WHAT TO WORK ON - Copy every line of the listing that holds the string "والصلب".

[Records from a data source]
▼▼▼
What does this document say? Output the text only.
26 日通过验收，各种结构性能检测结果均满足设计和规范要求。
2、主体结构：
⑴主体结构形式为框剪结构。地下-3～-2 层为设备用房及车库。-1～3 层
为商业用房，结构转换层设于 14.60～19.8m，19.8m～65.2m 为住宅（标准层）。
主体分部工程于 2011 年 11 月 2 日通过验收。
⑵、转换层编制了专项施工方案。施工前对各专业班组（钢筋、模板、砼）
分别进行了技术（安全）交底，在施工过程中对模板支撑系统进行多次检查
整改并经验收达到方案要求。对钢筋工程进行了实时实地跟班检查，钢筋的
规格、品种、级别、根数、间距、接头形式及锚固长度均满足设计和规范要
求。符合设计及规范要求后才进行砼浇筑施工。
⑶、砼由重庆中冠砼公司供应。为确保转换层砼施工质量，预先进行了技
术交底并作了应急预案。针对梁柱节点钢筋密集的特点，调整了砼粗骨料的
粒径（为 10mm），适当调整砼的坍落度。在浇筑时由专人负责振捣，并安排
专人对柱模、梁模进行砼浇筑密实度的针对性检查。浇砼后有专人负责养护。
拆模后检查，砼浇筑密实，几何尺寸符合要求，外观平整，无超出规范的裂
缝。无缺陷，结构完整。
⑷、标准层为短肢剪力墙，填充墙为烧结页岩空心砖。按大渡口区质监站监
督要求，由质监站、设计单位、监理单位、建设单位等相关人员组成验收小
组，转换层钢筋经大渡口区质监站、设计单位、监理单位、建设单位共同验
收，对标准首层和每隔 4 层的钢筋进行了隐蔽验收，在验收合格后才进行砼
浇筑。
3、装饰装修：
▲▲▲
▼▼▼
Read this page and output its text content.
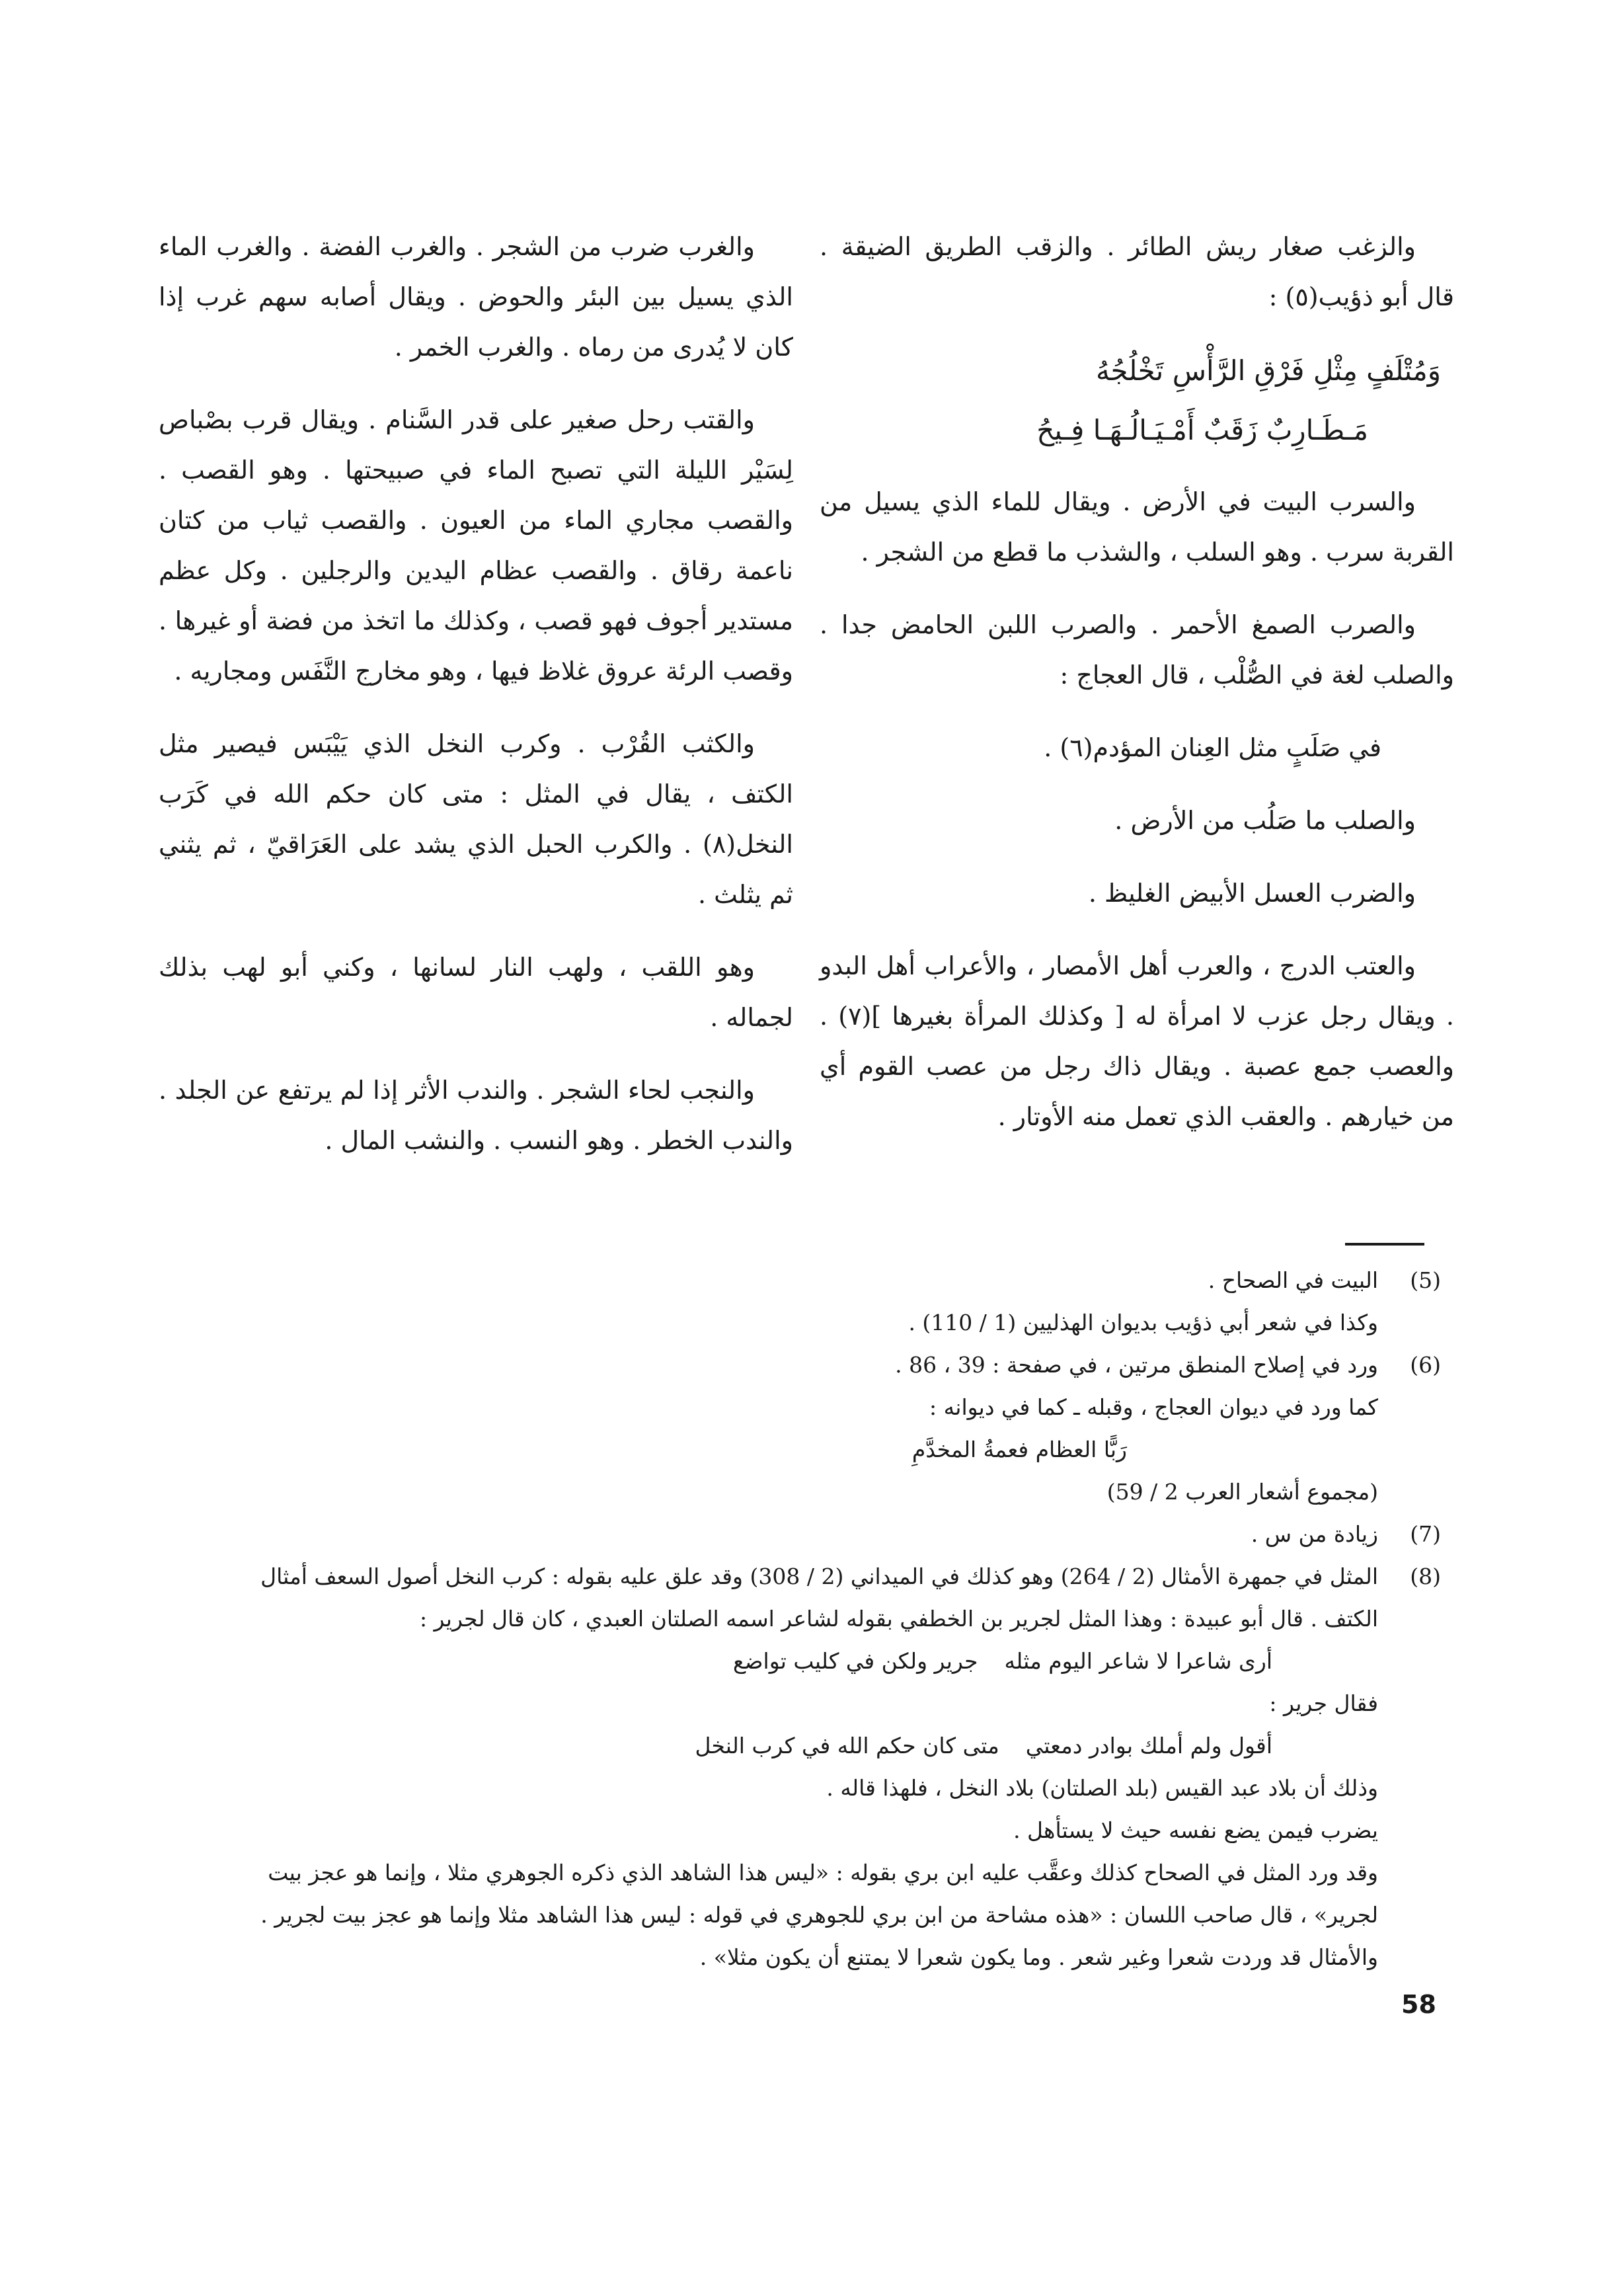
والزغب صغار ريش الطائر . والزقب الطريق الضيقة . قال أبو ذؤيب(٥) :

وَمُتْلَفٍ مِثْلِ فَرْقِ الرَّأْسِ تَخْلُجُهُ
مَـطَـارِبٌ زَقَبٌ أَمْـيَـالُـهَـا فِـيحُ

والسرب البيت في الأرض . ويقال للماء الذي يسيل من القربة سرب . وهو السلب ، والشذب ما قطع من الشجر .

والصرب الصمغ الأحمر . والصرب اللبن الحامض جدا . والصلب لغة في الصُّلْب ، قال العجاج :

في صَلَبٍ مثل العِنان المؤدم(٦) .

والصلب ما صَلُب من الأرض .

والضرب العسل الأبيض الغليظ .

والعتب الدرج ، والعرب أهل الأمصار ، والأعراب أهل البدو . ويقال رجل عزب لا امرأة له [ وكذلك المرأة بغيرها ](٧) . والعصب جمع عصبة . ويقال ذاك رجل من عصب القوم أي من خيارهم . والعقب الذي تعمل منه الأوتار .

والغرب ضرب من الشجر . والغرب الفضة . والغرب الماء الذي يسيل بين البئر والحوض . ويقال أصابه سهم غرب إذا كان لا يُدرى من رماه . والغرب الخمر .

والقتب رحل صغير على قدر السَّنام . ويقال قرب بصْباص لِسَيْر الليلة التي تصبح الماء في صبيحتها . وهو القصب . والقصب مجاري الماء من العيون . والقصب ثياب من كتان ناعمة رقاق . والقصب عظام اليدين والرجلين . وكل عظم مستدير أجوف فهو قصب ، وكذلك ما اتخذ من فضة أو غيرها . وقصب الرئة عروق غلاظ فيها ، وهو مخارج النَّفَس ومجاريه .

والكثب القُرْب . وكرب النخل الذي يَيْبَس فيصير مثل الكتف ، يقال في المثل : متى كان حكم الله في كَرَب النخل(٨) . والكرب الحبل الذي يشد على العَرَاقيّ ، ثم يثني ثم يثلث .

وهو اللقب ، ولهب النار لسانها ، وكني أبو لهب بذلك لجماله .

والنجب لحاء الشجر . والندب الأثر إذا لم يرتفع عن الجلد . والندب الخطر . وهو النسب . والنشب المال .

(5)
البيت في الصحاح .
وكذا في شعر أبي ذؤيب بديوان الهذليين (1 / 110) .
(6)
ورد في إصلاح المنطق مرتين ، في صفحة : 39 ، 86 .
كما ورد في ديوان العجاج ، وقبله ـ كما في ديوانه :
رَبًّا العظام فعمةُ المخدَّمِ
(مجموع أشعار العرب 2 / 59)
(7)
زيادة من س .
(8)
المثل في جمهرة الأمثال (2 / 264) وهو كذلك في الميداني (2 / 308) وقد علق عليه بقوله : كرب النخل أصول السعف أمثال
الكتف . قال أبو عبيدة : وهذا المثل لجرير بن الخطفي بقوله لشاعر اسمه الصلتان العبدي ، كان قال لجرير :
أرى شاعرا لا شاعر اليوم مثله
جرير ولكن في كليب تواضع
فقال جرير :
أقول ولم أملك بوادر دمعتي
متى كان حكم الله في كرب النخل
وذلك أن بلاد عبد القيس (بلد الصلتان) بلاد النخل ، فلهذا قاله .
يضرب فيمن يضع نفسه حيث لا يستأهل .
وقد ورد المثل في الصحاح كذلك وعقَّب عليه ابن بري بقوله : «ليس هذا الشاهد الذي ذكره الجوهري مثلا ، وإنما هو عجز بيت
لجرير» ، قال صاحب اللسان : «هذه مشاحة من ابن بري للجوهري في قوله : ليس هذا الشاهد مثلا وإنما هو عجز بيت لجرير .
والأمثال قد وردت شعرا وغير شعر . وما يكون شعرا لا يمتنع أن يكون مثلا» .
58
▲▲▲
FULL OUTPUT -
والصرب الصمغ الأحمر . والصرب اللبن الحامض جدا . والصلب لغة في الصُّلْب ، قال العجاج :
والصلب ما صَلُب من الأرض .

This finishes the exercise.